**DIRECTIONS:**
Restate the listing below word for word, omitting any images.

┄┄┄┄┄┄

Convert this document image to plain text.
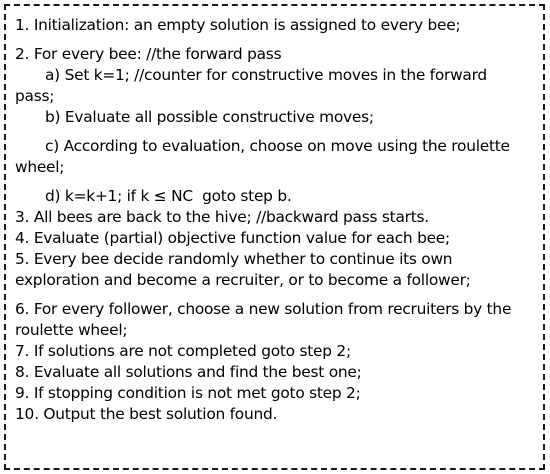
1. Initialization: an empty solution is assigned to every bee;
2. For every bee: //the forward pass
a) Set k=1; //counter for constructive moves in the forward
pass;
b) Evaluate all possible constructive moves;
c) According to evaluation, choose on move using the roulette
wheel;
d) k=k+1; if k ≤ NC  goto step b.
3. All bees are back to the hive; //backward pass starts.
4. Evaluate (partial) objective function value for each bee;
5. Every bee decide randomly whether to continue its own
exploration and become a recruiter, or to become a follower;
6. For every follower, choose a new solution from recruiters by the
roulette wheel;
7. If solutions are not completed goto step 2;
8. Evaluate all solutions and find the best one;
9. If stopping condition is not met goto step 2;
10. Output the best solution found.
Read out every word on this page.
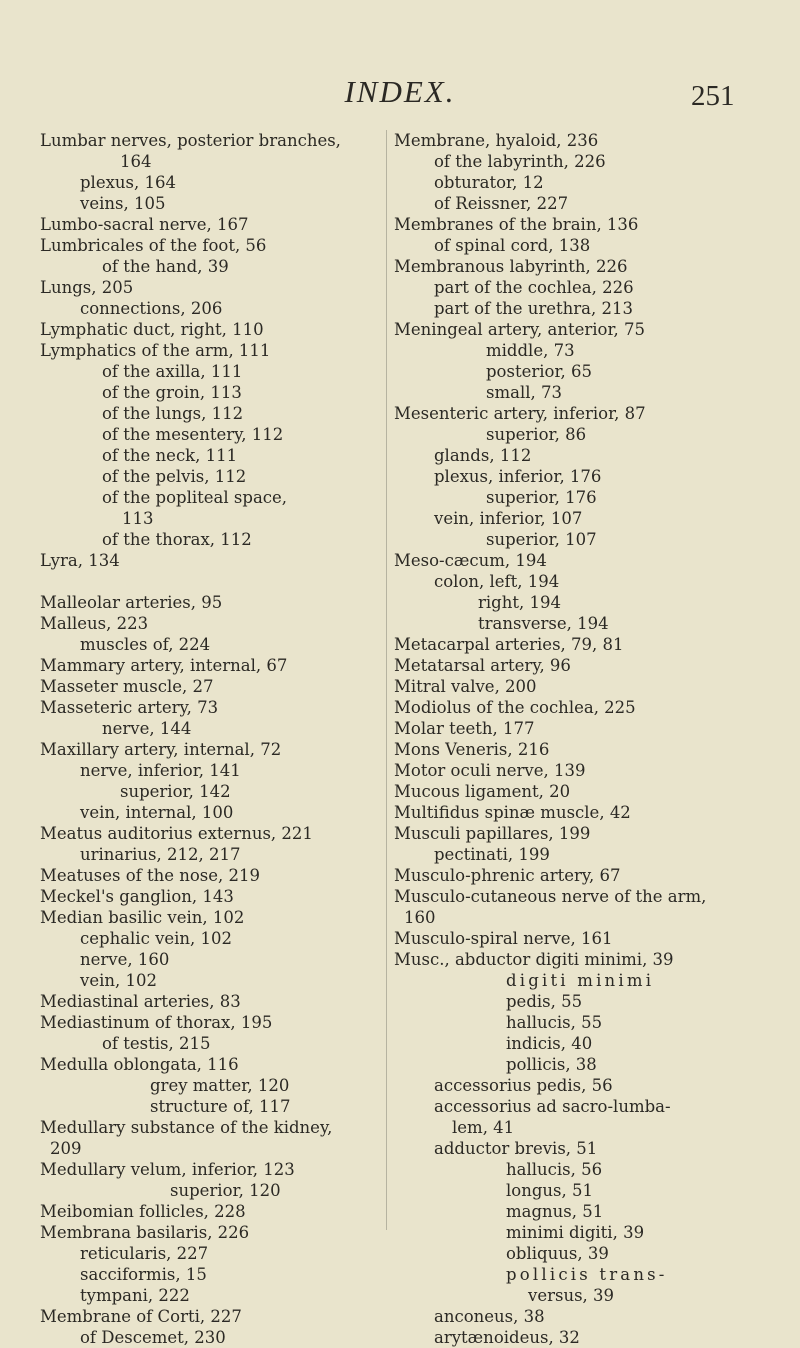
INDEX.	251
Lumbar nerves, posterior branches,
164
plexus, 164
veins, 105
Lumbo-sacral nerve, 167
Lumbricales of the foot, 56
of the hand, 39
Lungs, 205
connections, 206
Lymphatic duct, right, 110
Lymphatics of the arm, 111
of the axilla, 111
of the groin, 113
of the lungs, 112
of the mesentery, 112
of the neck, 111
of the pelvis, 112
of the popliteal space,
113
of the thorax, 112
Lyra, 134
Malleolar arteries, 95
Malleus, 223
muscles of, 224
Mammary artery, internal, 67
Masseter muscle, 27
Masseteric artery, 73
nerve, 144
Maxillary artery, internal, 72
nerve, inferior, 141
superior, 142
vein, internal, 100
Meatus auditorius externus, 221
urinarius, 212, 217
Meatuses of the nose, 219
Meckel's ganglion, 143
Median basilic vein, 102
cephalic vein, 102
nerve, 160
vein, 102
Mediastinal arteries, 83
Mediastinum of thorax, 195
of testis, 215
Medulla oblongata, 116
grey matter, 120
structure of, 117
Medullary substance of the kidney,
209
Medullary velum, inferior, 123
superior, 120
Meibomian follicles, 228
Membrana basilaris, 226
reticularis, 227
sacciformis, 15
tympani, 222
Membrane of Corti, 227
of Descemet, 230
Membrane, hyaloid, 236
of the labyrinth, 226
obturator, 12
of Reissner, 227
Membranes of the brain, 136
of spinal cord, 138
Membranous labyrinth, 226
part of the cochlea, 226
part of the urethra, 213
Meningeal artery, anterior, 75
middle, 73
posterior, 65
small, 73
Mesenteric artery, inferior, 87
superior, 86
glands, 112
plexus, inferior, 176
superior, 176
vein, inferior, 107
superior, 107
Meso-cæcum, 194
colon, left, 194
right, 194
transverse, 194
Metacarpal arteries, 79, 81
Metatarsal artery, 96
Mitral valve, 200
Modiolus of the cochlea, 225
Molar teeth, 177
Mons Veneris, 216
Motor oculi nerve, 139
Mucous ligament, 20
Multifidus spinæ muscle, 42
Musculi papillares, 199
pectinati, 199
Musculo-phrenic artery, 67
Musculo-cutaneous nerve of the arm,
160
Musculo-spiral nerve, 161
Musc., abductor digiti minimi, 39
digiti minimi
pedis, 55
hallucis, 55
indicis, 40
pollicis, 38
accessorius pedis, 56
accessorius ad sacro-lumba-
lem, 41
adductor brevis, 51
hallucis, 56
longus, 51
magnus, 51
minimi digiti, 39
obliquus, 39
pollicis trans-
versus, 39
anconeus, 38
arytænoideus, 32
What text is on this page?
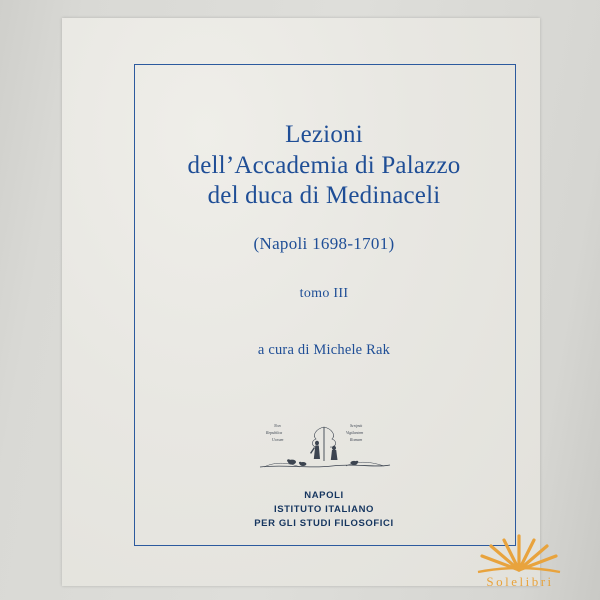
Lezioni
dell’Accademia di Palazzo
del duca di Medinaceli
(Napoli 1698-1701)
tomo III
a cura di Michele Rak
Non
Republica
Uorum
Scripsit
Vigilantem
Romam
NAPOLI
ISTITUTO ITALIANO
PER GLI STUDI FILOSOFICI
Solelibri
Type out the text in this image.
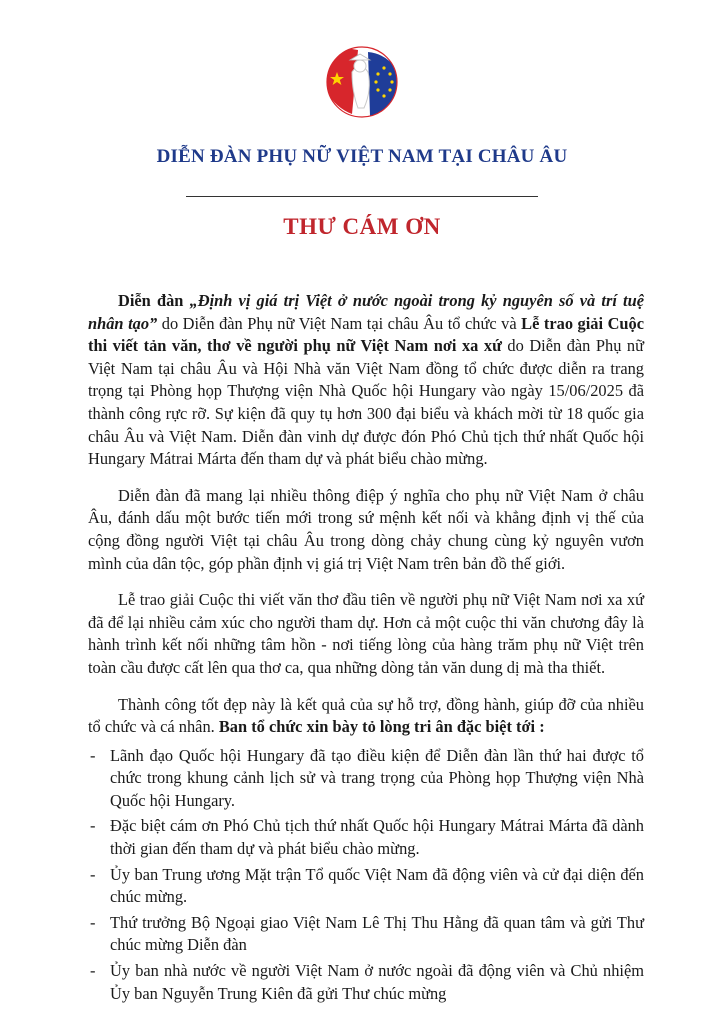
DIỄN ĐÀN PHỤ NỮ VIỆT NAM TẠI CHÂU ÂU
THƯ CÁM ƠN

Diễn đàn „Định vị giá trị Việt ở nước ngoài trong kỷ nguyên số và trí tuệ nhân tạo” do Diễn đàn Phụ nữ Việt Nam tại châu Âu tổ chức và Lễ trao giải Cuộc thi viết tản văn, thơ về người phụ nữ Việt Nam nơi xa xứ do Diễn đàn Phụ nữ Việt Nam tại châu Âu và Hội Nhà văn Việt Nam đồng tổ chức được diễn ra trang trọng tại Phòng họp Thượng viện Nhà Quốc hội Hungary vào ngày 15/06/2025 đã thành công rực rỡ. Sự kiện đã quy tụ hơn 300 đại biểu và khách mời từ 18 quốc gia châu Âu và Việt Nam. Diễn đàn vinh dự được đón Phó Chủ tịch thứ nhất Quốc hội Hungary Mátrai Márta đến tham dự và phát biểu chào mừng.

Diễn đàn đã mang lại nhiều thông điệp ý nghĩa cho phụ nữ Việt Nam ở châu Âu, đánh dấu một bước tiến mới trong sứ mệnh kết nối và khẳng định vị thế của cộng đồng người Việt tại châu Âu trong dòng chảy chung cùng kỷ nguyên vươn mình của dân tộc, góp phần định vị giá trị Việt Nam trên bản đồ thế giới.

Lễ trao giải Cuộc thi viết văn thơ đầu tiên về người phụ nữ Việt Nam nơi xa xứ đã để lại nhiều cảm xúc cho người tham dự. Hơn cả một cuộc thi văn chương đây là hành trình kết nối những tâm hồn - nơi tiếng lòng của hàng trăm phụ nữ Việt trên toàn cầu được cất lên qua thơ ca, qua những dòng tản văn dung dị mà tha thiết.

Thành công tốt đẹp này là kết quả của sự hỗ trợ, đồng hành, giúp đỡ của nhiều tổ chức và cá nhân. Ban tổ chức xin bày tỏ lòng tri ân đặc biệt tới :

- Lãnh đạo Quốc hội Hungary đã tạo điều kiện để Diễn đàn lần thứ hai được tổ chức trong khung cảnh lịch sử và trang trọng của Phòng họp Thượng viện Nhà Quốc hội Hungary.
- Đặc biệt cám ơn Phó Chủ tịch thứ nhất Quốc hội Hungary Mátrai Márta đã dành thời gian đến tham dự và phát biểu chào mừng.
- Ủy ban Trung ương Mặt trận Tổ quốc Việt Nam đã động viên và cử đại diện đến chúc mừng.
- Thứ trưởng Bộ Ngoại giao Việt Nam Lê Thị Thu Hằng đã quan tâm và gửi Thư chúc mừng Diễn đàn
- Ủy ban nhà nước về người Việt Nam ở nước ngoài đã động viên và Chủ nhiệm Ủy ban Nguyễn Trung Kiên đã gửi Thư chúc mừng
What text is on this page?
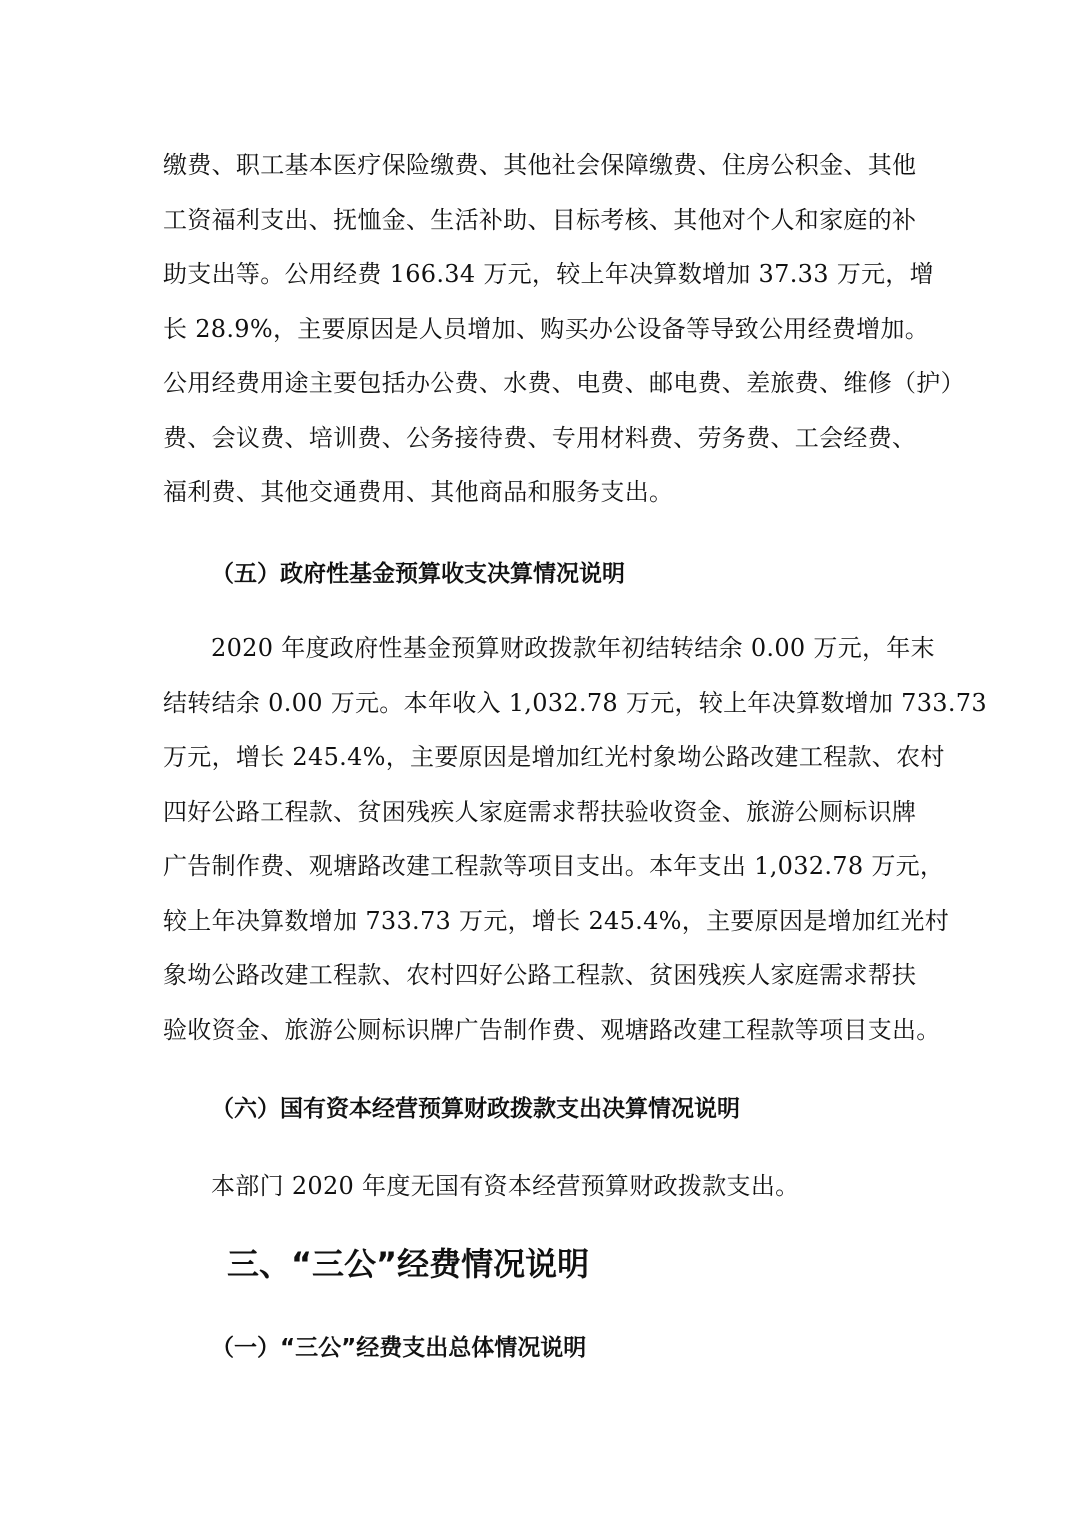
缴费、职工基本医疗保险缴费、其他社会保障缴费、住房公积金、其他
工资福利支出、抚恤金、生活补助、目标考核、其他对个人和家庭的补
助支出等。公用经费 166.34 万元，较上年决算数增加 37.33 万元，增
长 28.9%，主要原因是人员增加、购买办公设备等导致公用经费增加。
公用经费用途主要包括办公费、水费、电费、邮电费、差旅费、维修（护）
费、会议费、培训费、公务接待费、专用材料费、劳务费、工会经费、
福利费、其他交通费用、其他商品和服务支出。
（五）政府性基金预算收支决算情况说明
2020 年度政府性基金预算财政拨款年初结转结余 0.00 万元，年末
结转结余 0.00 万元。本年收入 1,032.78 万元，较上年决算数增加 733.73
万元，增长 245.4%，主要原因是增加红光村象坳公路改建工程款、农村
四好公路工程款、贫困残疾人家庭需求帮扶验收资金、旅游公厕标识牌
广告制作费、观塘路改建工程款等项目支出。本年支出 1,032.78 万元，
较上年决算数增加 733.73 万元，增长 245.4%，主要原因是增加红光村
象坳公路改建工程款、农村四好公路工程款、贫困残疾人家庭需求帮扶
验收资金、旅游公厕标识牌广告制作费、观塘路改建工程款等项目支出。
（六）国有资本经营预算财政拨款支出决算情况说明
本部门 2020 年度无国有资本经营预算财政拨款支出。
三、“三公”经费情况说明
（一）“三公”经费支出总体情况说明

┄┄┄┄┄┄

**FINAL RESULT:**
Convert this document image to plain text.
1. Initialization: an empty solution is assigned to every bee;
2. For every bee: //the forward pass
a) Set k=1; //counter for constructive moves in the forward
pass;
b) Evaluate all possible constructive moves;
c) According to evaluation, choose on move using the roulette
wheel;
d) k=k+1; if k ≤ NC  goto step b.
3. All bees are back to the hive; //backward pass starts.
4. Evaluate (partial) objective function value for each bee;
5. Every bee decide randomly whether to continue its own
exploration and become a recruiter, or to become a follower;
6. For every follower, choose a new solution from recruiters by the
roulette wheel;
7. If solutions are not completed goto step 2;
8. Evaluate all solutions and find the best one;
9. If stopping condition is not met goto step 2;
10. Output the best solution found.
Read out every word on this page.
INDEX.	251
Lumbar nerves, posterior branches,
164
plexus, 164
veins, 105
Lumbo-sacral nerve, 167
Lumbricales of the foot, 56
of the hand, 39
Lungs, 205
connections, 206
Lymphatic duct, right, 110
Lymphatics of the arm, 111
of the axilla, 111
of the groin, 113
of the lungs, 112
of the mesentery, 112
of the neck, 111
of the pelvis, 112
of the popliteal space,
113
of the thorax, 112
Lyra, 134
Malleolar arteries, 95
Malleus, 223
muscles of, 224
Mammary artery, internal, 67
Masseter muscle, 27
Masseteric artery, 73
nerve, 144
Maxillary artery, internal, 72
nerve, inferior, 141
superior, 142
vein, internal, 100
Meatus auditorius externus, 221
urinarius, 212, 217
Meatuses of the nose, 219
Meckel's ganglion, 143
Median basilic vein, 102
cephalic vein, 102
nerve, 160
vein, 102
Mediastinal arteries, 83
Mediastinum of thorax, 195
of testis, 215
Medulla oblongata, 116
grey matter, 120
structure of, 117
Medullary substance of the kidney,
209
Medullary velum, inferior, 123
superior, 120
Meibomian follicles, 228
Membrana basilaris, 226
reticularis, 227
sacciformis, 15
tympani, 222
Membrane of Corti, 227
of Descemet, 230
Membrane, hyaloid, 236
of the labyrinth, 226
obturator, 12
of Reissner, 227
Membranes of the brain, 136
of spinal cord, 138
Membranous labyrinth, 226
part of the cochlea, 226
part of the urethra, 213
Meningeal artery, anterior, 75
middle, 73
posterior, 65
small, 73
Mesenteric artery, inferior, 87
superior, 86
glands, 112
plexus, inferior, 176
superior, 176
vein, inferior, 107
superior, 107
Meso-cæcum, 194
colon, left, 194
right, 194
transverse, 194
Metacarpal arteries, 79, 81
Metatarsal artery, 96
Mitral valve, 200
Modiolus of the cochlea, 225
Molar teeth, 177
Mons Veneris, 216
Motor oculi nerve, 139
Mucous ligament, 20
Multifidus spinæ muscle, 42
Musculi papillares, 199
pectinati, 199
Musculo-phrenic artery, 67
Musculo-cutaneous nerve of the arm,
160
Musculo-spiral nerve, 161
Musc., abductor digiti minimi, 39
digiti minimi
pedis, 55
hallucis, 55
indicis, 40
pollicis, 38
accessorius pedis, 56
accessorius ad sacro-lumba-
lem, 41
adductor brevis, 51
hallucis, 56
longus, 51
magnus, 51
minimi digiti, 39
obliquus, 39
pollicis trans-
versus, 39
anconeus, 38
arytænoideus, 32
What text is on this page?
Lezioni
dell’Accademia di Palazzo
del duca di Medinaceli
(Napoli 1698-1701)
tomo III
a cura di Michele Rak
Non
Republica
Uorum
Scripsit
Vigilantem
Romam
NAPOLI
ISTITUTO ITALIANO
PER GLI STUDI FILOSOFICI
Solelibri
Type out the text in this image.
DIỄN ĐÀN PHỤ NỮ VIỆT NAM TẠI CHÂU ÂU
THƯ CÁM ƠN

Diễn đàn „Định vị giá trị Việt ở nước ngoài trong kỷ nguyên số và trí tuệ nhân tạo” do Diễn đàn Phụ nữ Việt Nam tại châu Âu tổ chức và Lễ trao giải Cuộc thi viết tản văn, thơ về người phụ nữ Việt Nam nơi xa xứ do Diễn đàn Phụ nữ Việt Nam tại châu Âu và Hội Nhà văn Việt Nam đồng tổ chức được diễn ra trang trọng tại Phòng họp Thượng viện Nhà Quốc hội Hungary vào ngày 15/06/2025 đã thành công rực rỡ. Sự kiện đã quy tụ hơn 300 đại biểu và khách mời từ 18 quốc gia châu Âu và Việt Nam. Diễn đàn vinh dự được đón Phó Chủ tịch thứ nhất Quốc hội Hungary Mátrai Márta đến tham dự và phát biểu chào mừng.

Diễn đàn đã mang lại nhiều thông điệp ý nghĩa cho phụ nữ Việt Nam ở châu Âu, đánh dấu một bước tiến mới trong sứ mệnh kết nối và khẳng định vị thế của cộng đồng người Việt tại châu Âu trong dòng chảy chung cùng kỷ nguyên vươn mình của dân tộc, góp phần định vị giá trị Việt Nam trên bản đồ thế giới.

Lễ trao giải Cuộc thi viết văn thơ đầu tiên về người phụ nữ Việt Nam nơi xa xứ đã để lại nhiều cảm xúc cho người tham dự. Hơn cả một cuộc thi văn chương đây là hành trình kết nối những tâm hồn - nơi tiếng lòng của hàng trăm phụ nữ Việt trên toàn cầu được cất lên qua thơ ca, qua những dòng tản văn dung dị mà tha thiết.

Thành công tốt đẹp này là kết quả của sự hỗ trợ, đồng hành, giúp đỡ của nhiều tổ chức và cá nhân. Ban tổ chức xin bày tỏ lòng tri ân đặc biệt tới :

- Lãnh đạo Quốc hội Hungary đã tạo điều kiện để Diễn đàn lần thứ hai được tổ chức trong khung cảnh lịch sử và trang trọng của Phòng họp Thượng viện Nhà Quốc hội Hungary.
- Đặc biệt cám ơn Phó Chủ tịch thứ nhất Quốc hội Hungary Mátrai Márta đã dành thời gian đến tham dự và phát biểu chào mừng.
- Ủy ban Trung ương Mặt trận Tổ quốc Việt Nam đã động viên và cử đại diện đến chúc mừng.
- Thứ trưởng Bộ Ngoại giao Việt Nam Lê Thị Thu Hằng đã quan tâm và gửi Thư chúc mừng Diễn đàn
- Ủy ban nhà nước về người Việt Nam ở nước ngoài đã động viên và Chủ nhiệm Ủy ban Nguyễn Trung Kiên đã gửi Thư chúc mừng
What text is on this page?
缴费、职工基本医疗保险缴费、其他社会保障缴费、住房公积金、其他
工资福利支出、抚恤金、生活补助、目标考核、其他对个人和家庭的补
助支出等。公用经费 166.34 万元，较上年决算数增加 37.33 万元，增
长 28.9%，主要原因是人员增加、购买办公设备等导致公用经费增加。
公用经费用途主要包括办公费、水费、电费、邮电费、差旅费、维修（护）
费、会议费、培训费、公务接待费、专用材料费、劳务费、工会经费、
福利费、其他交通费用、其他商品和服务支出。
（五）政府性基金预算收支决算情况说明
2020 年度政府性基金预算财政拨款年初结转结余 0.00 万元，年末
结转结余 0.00 万元。本年收入 1,032.78 万元，较上年决算数增加 733.73
万元，增长 245.4%，主要原因是增加红光村象坳公路改建工程款、农村
四好公路工程款、贫困残疾人家庭需求帮扶验收资金、旅游公厕标识牌
广告制作费、观塘路改建工程款等项目支出。本年支出 1,032.78 万元，
较上年决算数增加 733.73 万元，增长 245.4%，主要原因是增加红光村
象坳公路改建工程款、农村四好公路工程款、贫困残疾人家庭需求帮扶
验收资金、旅游公厕标识牌广告制作费、观塘路改建工程款等项目支出。
（六）国有资本经营预算财政拨款支出决算情况说明
本部门 2020 年度无国有资本经营预算财政拨款支出。
三、“三公”经费情况说明
（一）“三公”经费支出总体情况说明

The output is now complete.